==== Data provided ====

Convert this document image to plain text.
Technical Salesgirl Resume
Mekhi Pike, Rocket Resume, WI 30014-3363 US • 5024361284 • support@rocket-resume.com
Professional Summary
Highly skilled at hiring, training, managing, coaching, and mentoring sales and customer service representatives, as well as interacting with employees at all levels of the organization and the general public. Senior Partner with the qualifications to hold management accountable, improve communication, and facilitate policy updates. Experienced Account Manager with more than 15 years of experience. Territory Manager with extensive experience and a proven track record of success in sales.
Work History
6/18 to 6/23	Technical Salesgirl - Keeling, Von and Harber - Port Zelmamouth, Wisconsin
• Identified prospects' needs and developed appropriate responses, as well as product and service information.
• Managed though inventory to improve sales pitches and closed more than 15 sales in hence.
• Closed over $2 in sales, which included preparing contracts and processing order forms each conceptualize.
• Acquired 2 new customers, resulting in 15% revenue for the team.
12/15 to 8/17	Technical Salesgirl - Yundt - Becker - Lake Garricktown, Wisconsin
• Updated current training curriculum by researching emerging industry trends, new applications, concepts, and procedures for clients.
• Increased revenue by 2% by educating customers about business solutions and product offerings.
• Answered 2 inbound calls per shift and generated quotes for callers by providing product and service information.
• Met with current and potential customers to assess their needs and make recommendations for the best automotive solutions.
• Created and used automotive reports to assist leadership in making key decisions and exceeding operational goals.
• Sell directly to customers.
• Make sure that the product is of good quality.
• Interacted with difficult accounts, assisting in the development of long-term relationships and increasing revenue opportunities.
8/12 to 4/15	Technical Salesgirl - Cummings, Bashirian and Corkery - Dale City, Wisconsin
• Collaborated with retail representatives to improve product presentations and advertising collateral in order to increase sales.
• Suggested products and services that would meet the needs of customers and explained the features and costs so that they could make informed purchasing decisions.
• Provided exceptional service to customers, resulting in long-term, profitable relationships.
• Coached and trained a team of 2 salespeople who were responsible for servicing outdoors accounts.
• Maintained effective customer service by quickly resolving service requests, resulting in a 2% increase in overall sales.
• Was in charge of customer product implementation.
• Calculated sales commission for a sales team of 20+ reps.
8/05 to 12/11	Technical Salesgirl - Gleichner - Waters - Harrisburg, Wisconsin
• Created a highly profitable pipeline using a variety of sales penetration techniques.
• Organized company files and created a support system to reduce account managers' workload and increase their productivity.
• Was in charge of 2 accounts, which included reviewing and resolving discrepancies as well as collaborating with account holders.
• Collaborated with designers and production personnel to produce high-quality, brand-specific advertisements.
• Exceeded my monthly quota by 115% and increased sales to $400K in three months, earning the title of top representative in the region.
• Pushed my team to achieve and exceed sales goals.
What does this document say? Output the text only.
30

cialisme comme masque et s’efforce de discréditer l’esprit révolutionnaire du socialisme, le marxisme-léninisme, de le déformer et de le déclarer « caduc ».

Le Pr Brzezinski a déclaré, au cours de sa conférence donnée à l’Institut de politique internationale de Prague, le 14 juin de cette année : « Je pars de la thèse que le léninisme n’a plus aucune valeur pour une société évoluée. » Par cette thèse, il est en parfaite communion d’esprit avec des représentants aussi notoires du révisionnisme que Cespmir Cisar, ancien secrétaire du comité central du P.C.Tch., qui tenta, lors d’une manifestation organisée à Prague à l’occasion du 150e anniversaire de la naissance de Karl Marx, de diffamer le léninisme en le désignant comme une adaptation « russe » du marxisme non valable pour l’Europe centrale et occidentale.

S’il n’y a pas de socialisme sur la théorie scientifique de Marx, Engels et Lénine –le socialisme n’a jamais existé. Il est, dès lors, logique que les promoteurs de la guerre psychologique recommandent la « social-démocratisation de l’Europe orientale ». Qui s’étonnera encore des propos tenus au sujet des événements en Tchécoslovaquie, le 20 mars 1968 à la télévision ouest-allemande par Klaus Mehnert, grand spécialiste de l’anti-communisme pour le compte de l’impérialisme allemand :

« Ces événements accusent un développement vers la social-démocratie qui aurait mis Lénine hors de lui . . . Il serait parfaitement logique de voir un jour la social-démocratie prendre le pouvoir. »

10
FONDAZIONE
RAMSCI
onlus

====

What the task requires: Read the data above and count the lines that include "order". Answer only with the count.

Task answer: 2